== Your goal ==
Gather the lines below that include the string "BONNOEIL", copying each in full.

Extracted data entries:
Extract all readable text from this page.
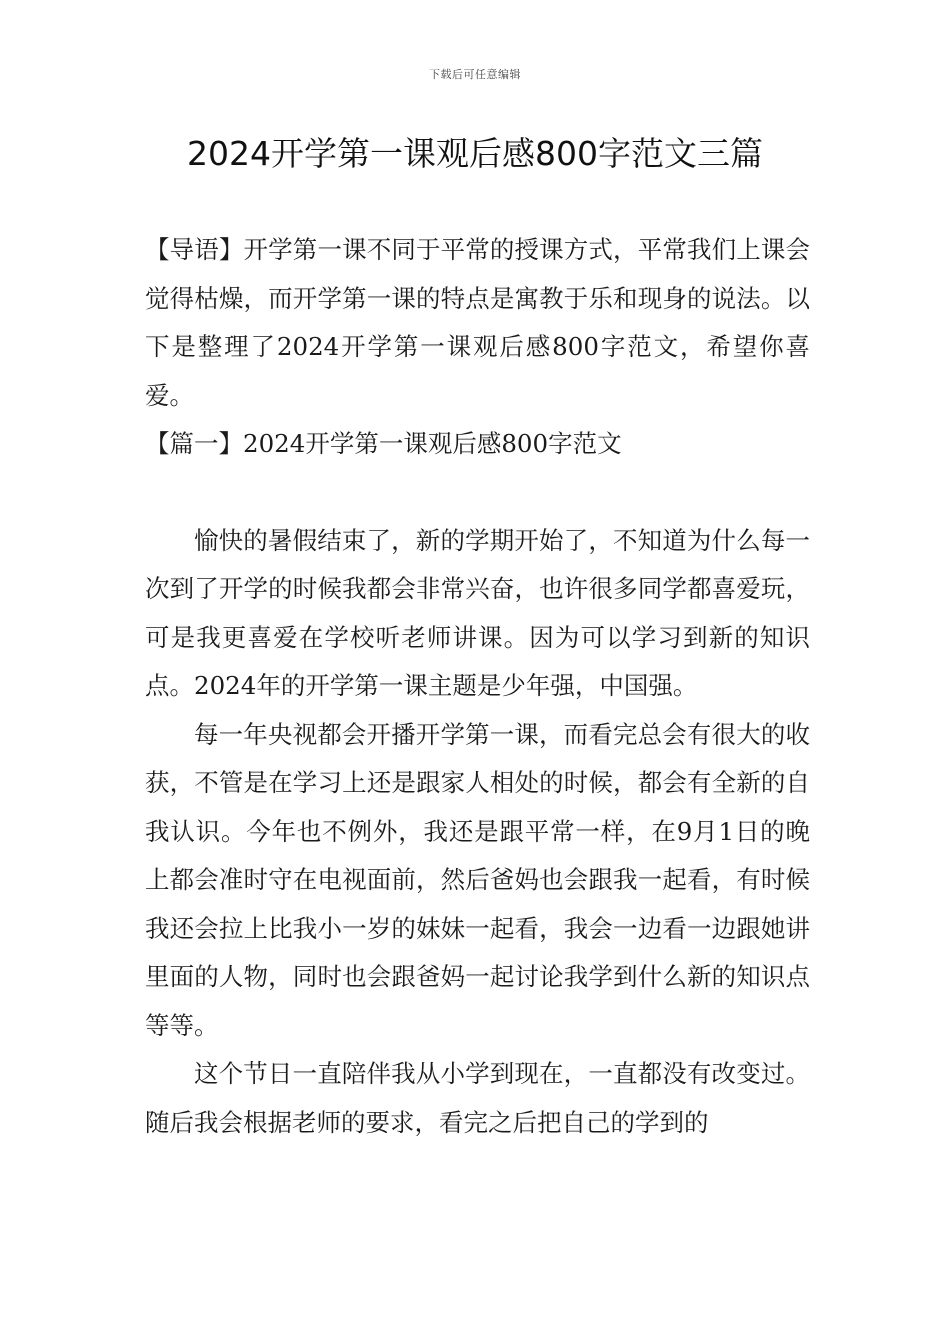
下载后可任意编辑
2024开学第一课观后感800字范文三篇

【导语】开学第一课不同于平常的授课方式，平常我们上课会觉得枯燥，而开学第一课的特点是寓教于乐和现身的说法。以下是整理了2024开学第一课观后感800字范文，希望你喜爱。

【篇一】2024开学第一课观后感800字范文

愉快的暑假结束了，新的学期开始了，不知道为什么每一次到了开学的时候我都会非常兴奋，也许很多同学都喜爱玩，可是我更喜爱在学校听老师讲课。因为可以学习到新的知识点。2024年的开学第一课主题是少年强，中国强。

每一年央视都会开播开学第一课，而看完总会有很大的收获，不管是在学习上还是跟家人相处的时候，都会有全新的自我认识。今年也不例外，我还是跟平常一样，在9月1日的晚上都会准时守在电视面前，然后爸妈也会跟我一起看，有时候我还会拉上比我小一岁的妹妹一起看，我会一边看一边跟她讲里面的人物，同时也会跟爸妈一起讨论我学到什么新的知识点等等。

这个节日一直陪伴我从小学到现在，一直都没有改变过。随后我会根据老师的要求，看完之后把自己的学到的
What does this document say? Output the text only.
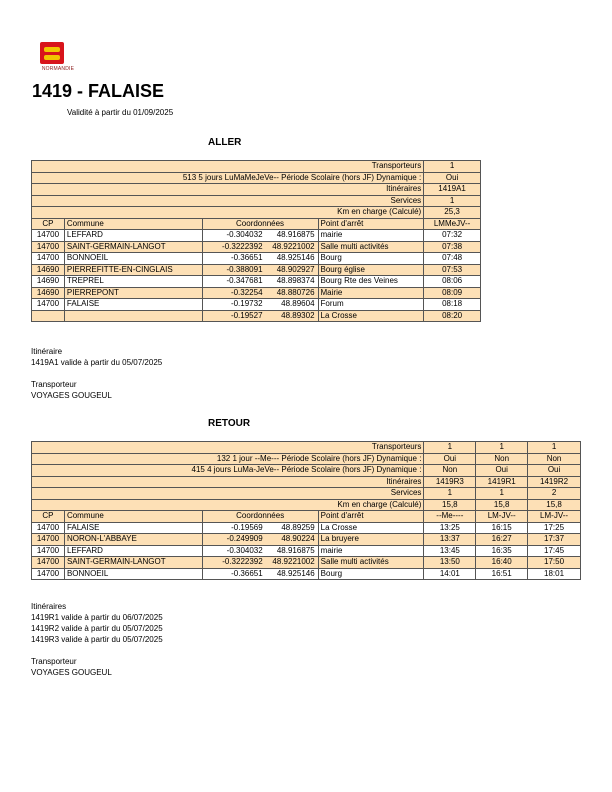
NORMANDIE
1419 - FALAISE
Validité à partir du 01/09/2025
ALLER
Transporteurs				1
513 5 jours LuMaMeJeVe-- Période Scolaire (hors JF) Dynamique :				Oui
Itinéraires				1419A1
Services				1
Km en charge (Calculé)				25,3
CP	Commune	Coordonnées	Point d'arrêt	LMMeJV--
14700	LEFFARD	-0.304032 48.916875	mairie	07:32
14700	SAINT-GERMAIN-LANGOT	-0.3222392 48.9221002	Salle multi activités	07:38
14700	BONNOEIL	-0.36651 48.925146	Bourg	07:48
14690	PIERREFITTE-EN-CINGLAIS	-0.388091 48.902927	Bourg église	07:53
14690	TREPREL	-0.347681 48.898374	Bourg Rte des Veines	08:06
14690	PIERREPONT	-0.32254 48.880726	Mairie	08:09
14700	FALAISE	-0.19732 48.89604	Forum	08:18
		-0.19527 48.89302	La Crosse	08:20
Itinéraire
1419A1 valide à partir du 05/07/2025
Transporteur
VOYAGES GOUGEUL
RETOUR
Transporteurs				1	1	1
132 1 jour --Me--- Période Scolaire (hors JF) Dynamique :				Oui	Non	Non
415 4 jours LuMa-JeVe-- Période Scolaire (hors JF) Dynamique :				Non	Oui	Oui
Itinéraires				1419R3	1419R1	1419R2
Services				1	1	2
Km en charge (Calculé)				15,8	15,8	15,8
CP	Commune	Coordonnées	Point d'arrêt	--Me----	LM-JV--	LM-JV--
14700	FALAISE	-0.19569 48.89259	La Crosse	13:25	16:15	17:25
14700	NORON-L'ABBAYE	-0.249909 48.90224	La bruyere	13:37	16:27	17:37
14700	LEFFARD	-0.304032 48.916875	mairie	13:45	16:35	17:45
14700	SAINT-GERMAIN-LANGOT	-0.3222392 48.9221002	Salle multi activités	13:50	16:40	17:50
14700	BONNOEIL	-0.36651 48.925146	Bourg	14:01	16:51	18:01
Itinéraires
1419R1 valide à partir du 06/07/2025
1419R2 valide à partir du 05/07/2025
1419R3 valide à partir du 05/07/2025
Transporteur
VOYAGES GOUGEUL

== Correct response ==
14700	BONNOEIL	-0.36651 48.925146	Bourg	07:48
14700	BONNOEIL	-0.36651 48.925146	Bourg	14:01	16:51	18:01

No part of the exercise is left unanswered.